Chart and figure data
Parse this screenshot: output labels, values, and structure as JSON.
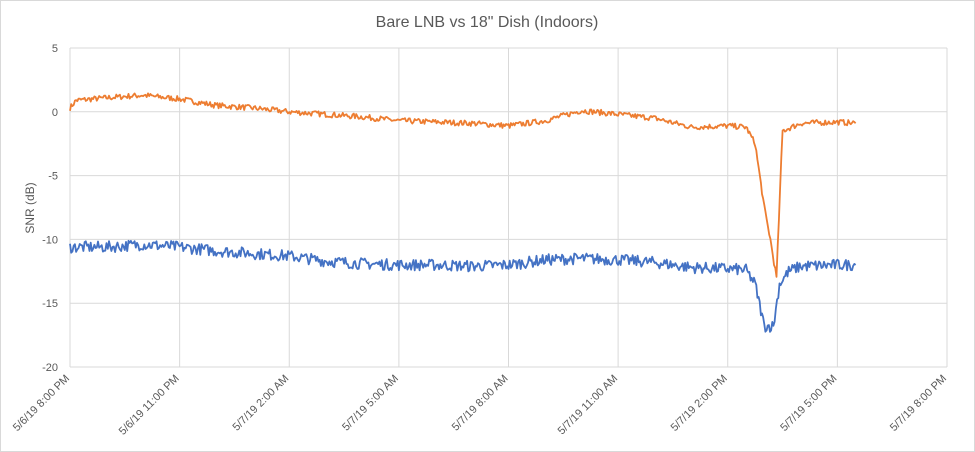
{
  "chart_data": {
    "type": "line",
    "title": "Bare LNB vs 18\" Dish (Indoors)",
    "xlabel": "",
    "ylabel": "SNR (dB)",
    "ylim": [
      -20,
      5
    ],
    "yticks": [
      5,
      0,
      -5,
      -10,
      -15,
      -20
    ],
    "xlim": [
      "2019-05-06T20:00",
      "2019-05-07T20:00"
    ],
    "xtick_labels": [
      "5/6/19 8:00 PM",
      "5/6/19 11:00 PM",
      "5/7/19 2:00 AM",
      "5/7/19 5:00 AM",
      "5/7/19 8:00 AM",
      "5/7/19 11:00 AM",
      "5/7/19 2:00 PM",
      "5/7/19 5:00 PM",
      "5/7/19 8:00 PM"
    ],
    "xticks": [
      "2019-05-06T20:00",
      "2019-05-06T23:00",
      "2019-05-07T02:00",
      "2019-05-07T05:00",
      "2019-05-07T08:00",
      "2019-05-07T11:00",
      "2019-05-07T14:00",
      "2019-05-07T17:00",
      "2019-05-07T20:00"
    ],
    "grid": true,
    "legend": "none",
    "series": [
      {
        "color": "#ED7D31",
        "x": [
          "2019-05-06T20:00",
          "2019-05-06T20:10",
          "2019-05-06T21:00",
          "2019-05-06T22:00",
          "2019-05-06T23:00",
          "2019-05-07T00:00",
          "2019-05-07T01:00",
          "2019-05-07T02:00",
          "2019-05-07T03:00",
          "2019-05-07T04:00",
          "2019-05-07T05:00",
          "2019-05-07T06:00",
          "2019-05-07T07:00",
          "2019-05-07T08:00",
          "2019-05-07T09:00",
          "2019-05-07T10:00",
          "2019-05-07T11:00",
          "2019-05-07T12:00",
          "2019-05-07T13:00",
          "2019-05-07T14:00",
          "2019-05-07T14:30",
          "2019-05-07T14:45",
          "2019-05-07T15:00",
          "2019-05-07T15:10",
          "2019-05-07T15:20",
          "2019-05-07T15:30",
          "2019-05-07T16:00",
          "2019-05-07T17:00",
          "2019-05-07T17:30"
        ],
        "y": [
          0.3,
          0.9,
          1.1,
          1.3,
          1.0,
          0.5,
          0.3,
          0.0,
          -0.2,
          -0.4,
          -0.7,
          -0.8,
          -0.9,
          -1.1,
          -0.7,
          0.1,
          -0.2,
          -0.5,
          -1.2,
          -1.1,
          -1.2,
          -2.5,
          -7.5,
          -10.0,
          -13.0,
          -1.5,
          -0.9,
          -0.8,
          -0.9
        ]
      },
      {
        "color": "#4472C4",
        "x": [
          "2019-05-06T20:00",
          "2019-05-06T21:00",
          "2019-05-06T22:00",
          "2019-05-06T23:00",
          "2019-05-07T00:00",
          "2019-05-07T01:00",
          "2019-05-07T02:00",
          "2019-05-07T03:00",
          "2019-05-07T04:00",
          "2019-05-07T05:00",
          "2019-05-07T06:00",
          "2019-05-07T07:00",
          "2019-05-07T08:00",
          "2019-05-07T09:00",
          "2019-05-07T10:00",
          "2019-05-07T11:00",
          "2019-05-07T12:00",
          "2019-05-07T13:00",
          "2019-05-07T14:00",
          "2019-05-07T14:30",
          "2019-05-07T14:45",
          "2019-05-07T15:00",
          "2019-05-07T15:15",
          "2019-05-07T15:25",
          "2019-05-07T15:40",
          "2019-05-07T16:00",
          "2019-05-07T17:00",
          "2019-05-07T17:30"
        ],
        "y": [
          -10.6,
          -10.6,
          -10.4,
          -10.6,
          -10.9,
          -11.1,
          -11.3,
          -11.7,
          -11.9,
          -12.0,
          -12.0,
          -12.1,
          -12.0,
          -11.6,
          -11.5,
          -11.6,
          -11.8,
          -12.2,
          -12.3,
          -12.4,
          -13.5,
          -16.8,
          -16.8,
          -13.5,
          -12.5,
          -12.1,
          -12.0,
          -12.0
        ]
      }
    ]
  }
}
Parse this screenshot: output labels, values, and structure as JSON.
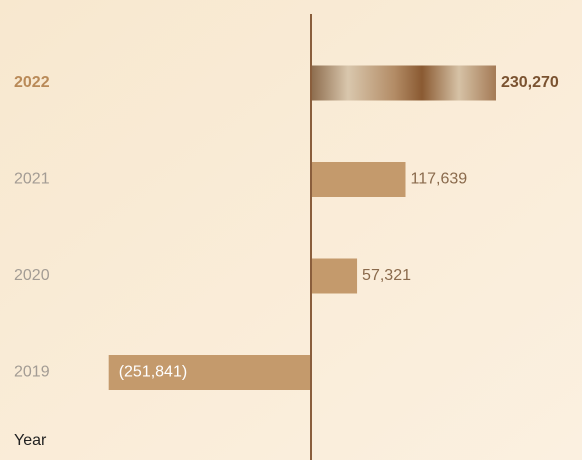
{
  "chart_data": {
    "type": "bar",
    "orientation": "horizontal",
    "ylabel": "Year",
    "categories": [
      "2022",
      "2021",
      "2020",
      "2019"
    ],
    "values": [
      230270,
      117639,
      57321,
      -251841
    ],
    "value_labels": [
      "230,270",
      "117,639",
      "57,321",
      "(251,841)"
    ],
    "color": "#c49a6c",
    "highlight": 0,
    "highlight_color": "#b98a58",
    "xlim": [
      -300000,
      300000
    ]
  }
}
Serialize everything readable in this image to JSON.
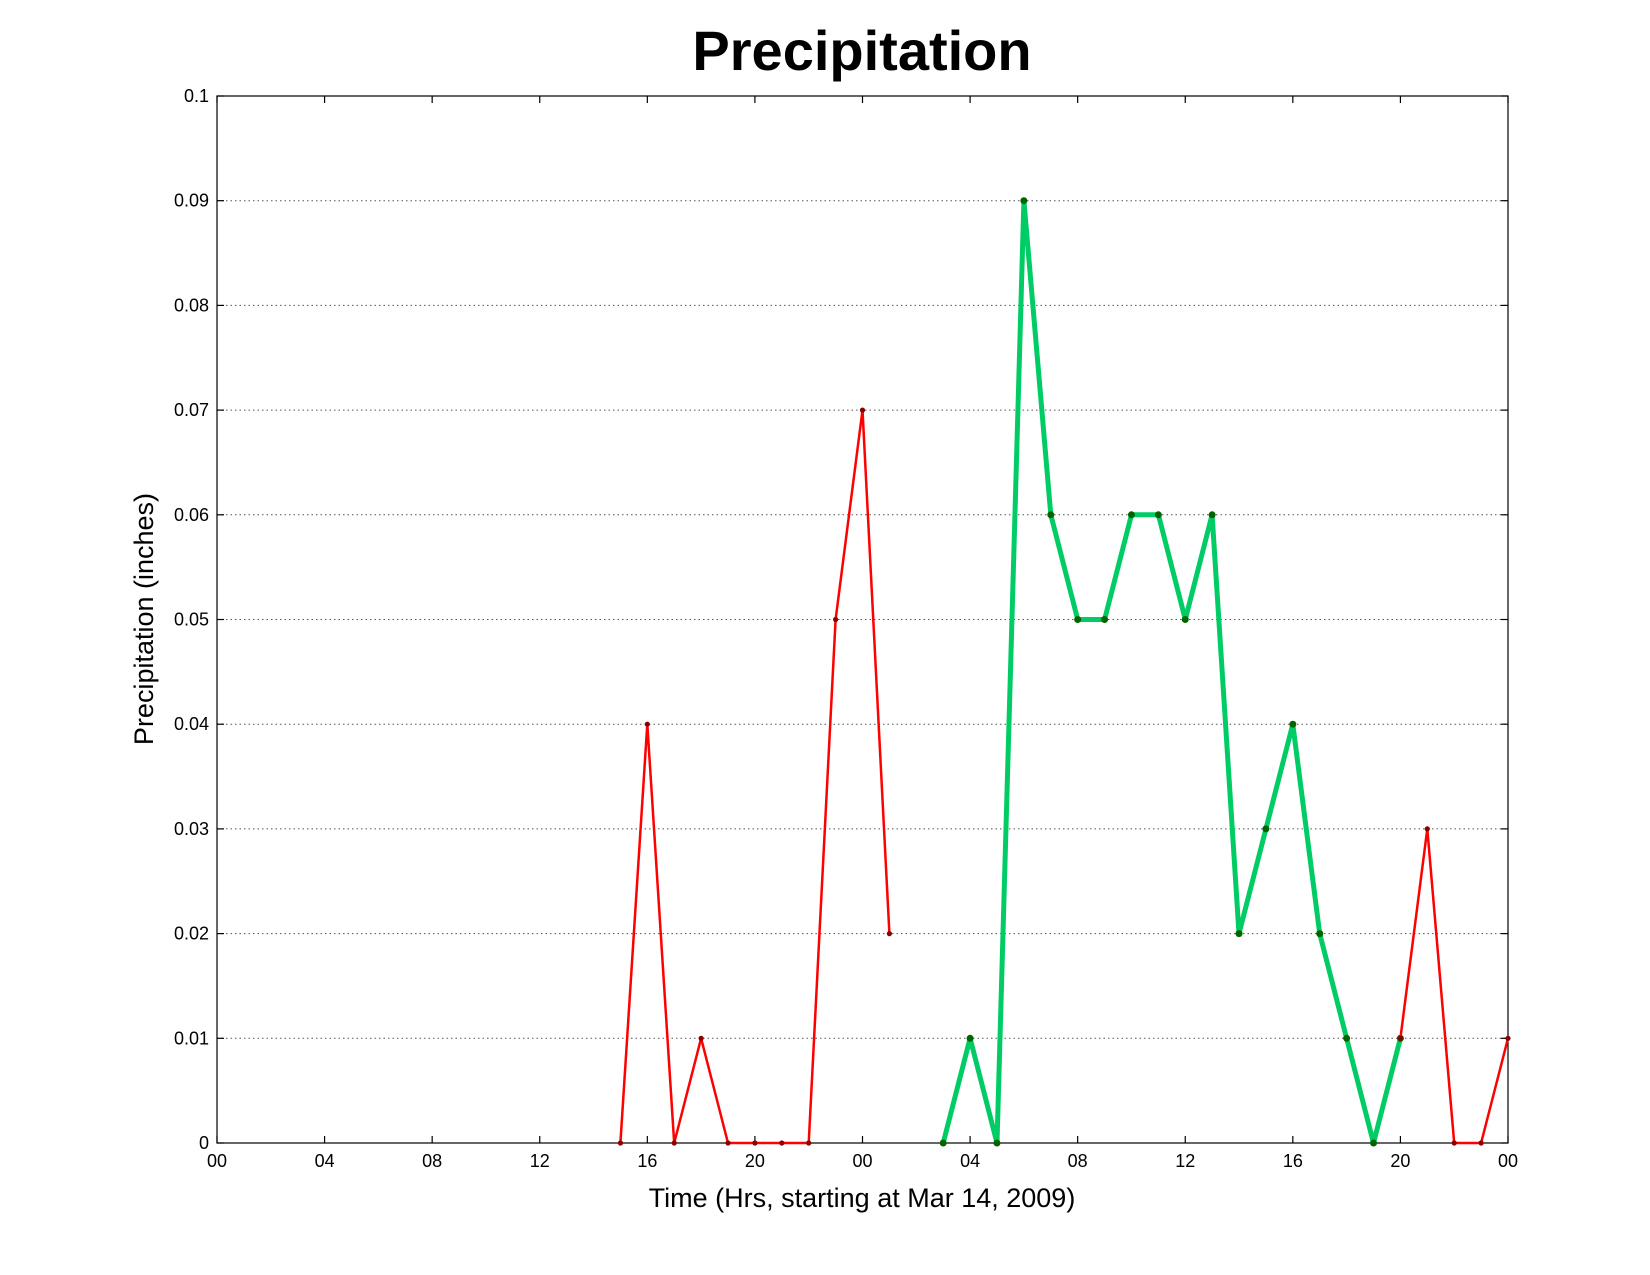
{
  "chart_data": {
    "type": "line",
    "title": "Precipitation",
    "xlabel": "Time (Hrs, starting at Mar 14, 2009)",
    "ylabel": "Precipitation (inches)",
    "ylim": [
      0,
      0.1
    ],
    "xlim_hours": [
      0,
      48
    ],
    "grid": "horizontal-dotted",
    "x_ticks": [
      {
        "hour": 0,
        "label": "00"
      },
      {
        "hour": 4,
        "label": "04"
      },
      {
        "hour": 8,
        "label": "08"
      },
      {
        "hour": 12,
        "label": "12"
      },
      {
        "hour": 16,
        "label": "16"
      },
      {
        "hour": 20,
        "label": "20"
      },
      {
        "hour": 24,
        "label": "00"
      },
      {
        "hour": 28,
        "label": "04"
      },
      {
        "hour": 32,
        "label": "08"
      },
      {
        "hour": 36,
        "label": "12"
      },
      {
        "hour": 40,
        "label": "16"
      },
      {
        "hour": 44,
        "label": "20"
      },
      {
        "hour": 48,
        "label": "00"
      }
    ],
    "y_ticks": [
      {
        "value": 0,
        "label": "0"
      },
      {
        "value": 0.01,
        "label": "0.01"
      },
      {
        "value": 0.02,
        "label": "0.02"
      },
      {
        "value": 0.03,
        "label": "0.03"
      },
      {
        "value": 0.04,
        "label": "0.04"
      },
      {
        "value": 0.05,
        "label": "0.05"
      },
      {
        "value": 0.06,
        "label": "0.06"
      },
      {
        "value": 0.07,
        "label": "0.07"
      },
      {
        "value": 0.08,
        "label": "0.08"
      },
      {
        "value": 0.09,
        "label": "0.09"
      },
      {
        "value": 0.1,
        "label": "0.1"
      }
    ],
    "series": [
      {
        "color": "#ff0000",
        "marker_color": "#8b0000",
        "style": "thin",
        "points": [
          [
            15,
            0
          ],
          [
            16,
            0.04
          ],
          [
            17,
            0
          ],
          [
            18,
            0.01
          ],
          [
            19,
            0
          ],
          [
            20,
            0
          ],
          [
            21,
            0
          ],
          [
            22,
            0
          ],
          [
            23,
            0.05
          ],
          [
            24,
            0.07
          ],
          [
            25,
            0.02
          ]
        ]
      },
      {
        "color": "#00cc66",
        "marker_color": "#006400",
        "style": "thick",
        "points": [
          [
            27,
            0
          ],
          [
            28,
            0.01
          ],
          [
            29,
            0
          ],
          [
            30,
            0.09
          ],
          [
            31,
            0.06
          ],
          [
            32,
            0.05
          ],
          [
            33,
            0.05
          ],
          [
            34,
            0.06
          ],
          [
            35,
            0.06
          ],
          [
            36,
            0.05
          ],
          [
            37,
            0.06
          ],
          [
            38,
            0.02
          ],
          [
            39,
            0.03
          ],
          [
            40,
            0.04
          ],
          [
            41,
            0.02
          ],
          [
            42,
            0.01
          ],
          [
            43,
            0
          ],
          [
            44,
            0.01
          ]
        ]
      },
      {
        "color": "#ff0000",
        "marker_color": "#8b0000",
        "style": "thin",
        "points": [
          [
            44,
            0.01
          ],
          [
            45,
            0.03
          ],
          [
            46,
            0
          ],
          [
            47,
            0
          ],
          [
            48,
            0.01
          ]
        ]
      }
    ]
  }
}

Exercise aim
Give back every line exactly as it stands, pictures excluded.

Exercise response
Parse this screenshot: output labels, values, and structure as JSON.
{
  "chart_data": {
    "type": "line",
    "title": "Bare LNB vs 18\" Dish (Indoors)",
    "xlabel": "",
    "ylabel": "SNR (dB)",
    "ylim": [
      -20,
      5
    ],
    "yticks": [
      5,
      0,
      -5,
      -10,
      -15,
      -20
    ],
    "xlim": [
      "2019-05-06T20:00",
      "2019-05-07T20:00"
    ],
    "xtick_labels": [
      "5/6/19 8:00 PM",
      "5/6/19 11:00 PM",
      "5/7/19 2:00 AM",
      "5/7/19 5:00 AM",
      "5/7/19 8:00 AM",
      "5/7/19 11:00 AM",
      "5/7/19 2:00 PM",
      "5/7/19 5:00 PM",
      "5/7/19 8:00 PM"
    ],
    "xticks": [
      "2019-05-06T20:00",
      "2019-05-06T23:00",
      "2019-05-07T02:00",
      "2019-05-07T05:00",
      "2019-05-07T08:00",
      "2019-05-07T11:00",
      "2019-05-07T14:00",
      "2019-05-07T17:00",
      "2019-05-07T20:00"
    ],
    "grid": true,
    "legend": "none",
    "series": [
      {
        "color": "#ED7D31",
        "x": [
          "2019-05-06T20:00",
          "2019-05-06T20:10",
          "2019-05-06T21:00",
          "2019-05-06T22:00",
          "2019-05-06T23:00",
          "2019-05-07T00:00",
          "2019-05-07T01:00",
          "2019-05-07T02:00",
          "2019-05-07T03:00",
          "2019-05-07T04:00",
          "2019-05-07T05:00",
          "2019-05-07T06:00",
          "2019-05-07T07:00",
          "2019-05-07T08:00",
          "2019-05-07T09:00",
          "2019-05-07T10:00",
          "2019-05-07T11:00",
          "2019-05-07T12:00",
          "2019-05-07T13:00",
          "2019-05-07T14:00",
          "2019-05-07T14:30",
          "2019-05-07T14:45",
          "2019-05-07T15:00",
          "2019-05-07T15:10",
          "2019-05-07T15:20",
          "2019-05-07T15:30",
          "2019-05-07T16:00",
          "2019-05-07T17:00",
          "2019-05-07T17:30"
        ],
        "y": [
          0.3,
          0.9,
          1.1,
          1.3,
          1.0,
          0.5,
          0.3,
          0.0,
          -0.2,
          -0.4,
          -0.7,
          -0.8,
          -0.9,
          -1.1,
          -0.7,
          0.1,
          -0.2,
          -0.5,
          -1.2,
          -1.1,
          -1.2,
          -2.5,
          -7.5,
          -10.0,
          -13.0,
          -1.5,
          -0.9,
          -0.8,
          -0.9
        ]
      },
      {
        "color": "#4472C4",
        "x": [
          "2019-05-06T20:00",
          "2019-05-06T21:00",
          "2019-05-06T22:00",
          "2019-05-06T23:00",
          "2019-05-07T00:00",
          "2019-05-07T01:00",
          "2019-05-07T02:00",
          "2019-05-07T03:00",
          "2019-05-07T04:00",
          "2019-05-07T05:00",
          "2019-05-07T06:00",
          "2019-05-07T07:00",
          "2019-05-07T08:00",
          "2019-05-07T09:00",
          "2019-05-07T10:00",
          "2019-05-07T11:00",
          "2019-05-07T12:00",
          "2019-05-07T13:00",
          "2019-05-07T14:00",
          "2019-05-07T14:30",
          "2019-05-07T14:45",
          "2019-05-07T15:00",
          "2019-05-07T15:15",
          "2019-05-07T15:25",
          "2019-05-07T15:40",
          "2019-05-07T16:00",
          "2019-05-07T17:00",
          "2019-05-07T17:30"
        ],
        "y": [
          -10.6,
          -10.6,
          -10.4,
          -10.6,
          -10.9,
          -11.1,
          -11.3,
          -11.7,
          -11.9,
          -12.0,
          -12.0,
          -12.1,
          -12.0,
          -11.6,
          -11.5,
          -11.6,
          -11.8,
          -12.2,
          -12.3,
          -12.4,
          -13.5,
          -16.8,
          -16.8,
          -13.5,
          -12.5,
          -12.1,
          -12.0,
          -12.0
        ]
      }
    ]
  }
}
Parse this screenshot: output labels, values, and structure as JSON.
{
  "chart_data": {
    "type": "bar",
    "orientation": "horizontal",
    "ylabel": "Year",
    "categories": [
      "2022",
      "2021",
      "2020",
      "2019"
    ],
    "values": [
      230270,
      117639,
      57321,
      -251841
    ],
    "value_labels": [
      "230,270",
      "117,639",
      "57,321",
      "(251,841)"
    ],
    "color": "#c49a6c",
    "highlight": 0,
    "highlight_color": "#b98a58",
    "xlim": [
      -300000,
      300000
    ]
  }
}
Serialize everything readable in this image to JSON.
{
  "chart_data": {
    "type": "line",
    "title": "Precipitation",
    "xlabel": "Time (Hrs, starting at Mar 14, 2009)",
    "ylabel": "Precipitation (inches)",
    "ylim": [
      0,
      0.1
    ],
    "xlim_hours": [
      0,
      48
    ],
    "grid": "horizontal-dotted",
    "x_ticks": [
      {
        "hour": 0,
        "label": "00"
      },
      {
        "hour": 4,
        "label": "04"
      },
      {
        "hour": 8,
        "label": "08"
      },
      {
        "hour": 12,
        "label": "12"
      },
      {
        "hour": 16,
        "label": "16"
      },
      {
        "hour": 20,
        "label": "20"
      },
      {
        "hour": 24,
        "label": "00"
      },
      {
        "hour": 28,
        "label": "04"
      },
      {
        "hour": 32,
        "label": "08"
      },
      {
        "hour": 36,
        "label": "12"
      },
      {
        "hour": 40,
        "label": "16"
      },
      {
        "hour": 44,
        "label": "20"
      },
      {
        "hour": 48,
        "label": "00"
      }
    ],
    "y_ticks": [
      {
        "value": 0,
        "label": "0"
      },
      {
        "value": 0.01,
        "label": "0.01"
      },
      {
        "value": 0.02,
        "label": "0.02"
      },
      {
        "value": 0.03,
        "label": "0.03"
      },
      {
        "value": 0.04,
        "label": "0.04"
      },
      {
        "value": 0.05,
        "label": "0.05"
      },
      {
        "value": 0.06,
        "label": "0.06"
      },
      {
        "value": 0.07,
        "label": "0.07"
      },
      {
        "value": 0.08,
        "label": "0.08"
      },
      {
        "value": 0.09,
        "label": "0.09"
      },
      {
        "value": 0.1,
        "label": "0.1"
      }
    ],
    "series": [
      {
        "color": "#ff0000",
        "marker_color": "#8b0000",
        "style": "thin",
        "points": [
          [
            15,
            0
          ],
          [
            16,
            0.04
          ],
          [
            17,
            0
          ],
          [
            18,
            0.01
          ],
          [
            19,
            0
          ],
          [
            20,
            0
          ],
          [
            21,
            0
          ],
          [
            22,
            0
          ],
          [
            23,
            0.05
          ],
          [
            24,
            0.07
          ],
          [
            25,
            0.02
          ]
        ]
      },
      {
        "color": "#00cc66",
        "marker_color": "#006400",
        "style": "thick",
        "points": [
          [
            27,
            0
          ],
          [
            28,
            0.01
          ],
          [
            29,
            0
          ],
          [
            30,
            0.09
          ],
          [
            31,
            0.06
          ],
          [
            32,
            0.05
          ],
          [
            33,
            0.05
          ],
          [
            34,
            0.06
          ],
          [
            35,
            0.06
          ],
          [
            36,
            0.05
          ],
          [
            37,
            0.06
          ],
          [
            38,
            0.02
          ],
          [
            39,
            0.03
          ],
          [
            40,
            0.04
          ],
          [
            41,
            0.02
          ],
          [
            42,
            0.01
          ],
          [
            43,
            0
          ],
          [
            44,
            0.01
          ]
        ]
      },
      {
        "color": "#ff0000",
        "marker_color": "#8b0000",
        "style": "thin",
        "points": [
          [
            44,
            0.01
          ],
          [
            45,
            0.03
          ],
          [
            46,
            0
          ],
          [
            47,
            0
          ],
          [
            48,
            0.01
          ]
        ]
      }
    ]
  }
}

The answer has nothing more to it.